▸ Stored records:

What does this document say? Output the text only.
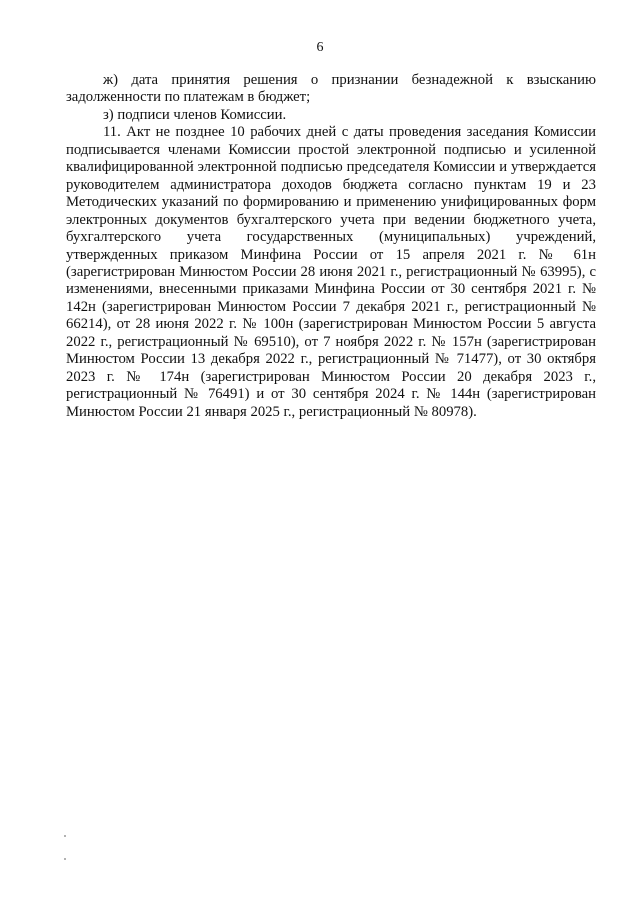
6

ж) дата принятия решения о признании безнадежной к взысканию задолженности по платежам в бюджет;

з) подписи членов Комиссии.

11. Акт не позднее 10 рабочих дней с даты проведения заседания Комиссии подписывается членами Комиссии простой электронной подписью и усиленной квалифицированной электронной подписью председателя Комиссии и утверждается руководителем администратора доходов бюджета согласно пунктам 19 и 23 Методических указаний по формированию и применению унифицированных форм электронных документов бухгалтерского учета при ведении бюджетного учета, бухгалтерского учета государственных (муниципальных) учреждений, утвержденных приказом Минфина России от 15 апреля 2021 г. № 61н (зарегистрирован Минюстом России 28 июня 2021 г., регистрационный № 63995), с изменениями, внесенными приказами Минфина России от 30 сентября 2021 г. № 142н (зарегистрирован Минюстом России 7 декабря 2021 г., регистрационный № 66214), от 28 июня 2022 г. № 100н (зарегистрирован Минюстом России 5 августа 2022 г., регистрационный № 69510), от 7 ноября 2022 г. № 157н (зарегистрирован Минюстом России 13 декабря 2022 г., регистрационный № 71477), от 30 октября 2023 г. № 174н (зарегистрирован Минюстом России 20 декабря 2023 г., регистрационный № 76491) и от 30 сентября 2024 г. № 144н (зарегистрирован Минюстом России 21 января 2025 г., регистрационный № 80978).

▸ Work to be completed: Repeat the records above exactly, leaving out any pictures they contain.

▸ Result for this exercise:
What does this document say? Output the text only.
6

ж) дата принятия решения о признании безнадежной к взысканию задолженности по платежам в бюджет;

з) подписи членов Комиссии.

11. Акт не позднее 10 рабочих дней с даты проведения заседания Комиссии подписывается членами Комиссии простой электронной подписью и усиленной квалифицированной электронной подписью председателя Комиссии и утверждается руководителем администратора доходов бюджета согласно пунктам 19 и 23 Методических указаний по формированию и применению унифицированных форм электронных документов бухгалтерского учета при ведении бюджетного учета, бухгалтерского учета государственных (муниципальных) учреждений, утвержденных приказом Минфина России от 15 апреля 2021 г. № 61н (зарегистрирован Минюстом России 28 июня 2021 г., регистрационный № 63995), с изменениями, внесенными приказами Минфина России от 30 сентября 2021 г. № 142н (зарегистрирован Минюстом России 7 декабря 2021 г., регистрационный № 66214), от 28 июня 2022 г. № 100н (зарегистрирован Минюстом России 5 августа 2022 г., регистрационный № 69510), от 7 ноября 2022 г. № 157н (зарегистрирован Минюстом России 13 декабря 2022 г., регистрационный № 71477), от 30 октября 2023 г. № 174н (зарегистрирован Минюстом России 20 декабря 2023 г., регистрационный № 76491) и от 30 сентября 2024 г. № 144н (зарегистрирован Минюстом России 21 января 2025 г., регистрационный № 80978).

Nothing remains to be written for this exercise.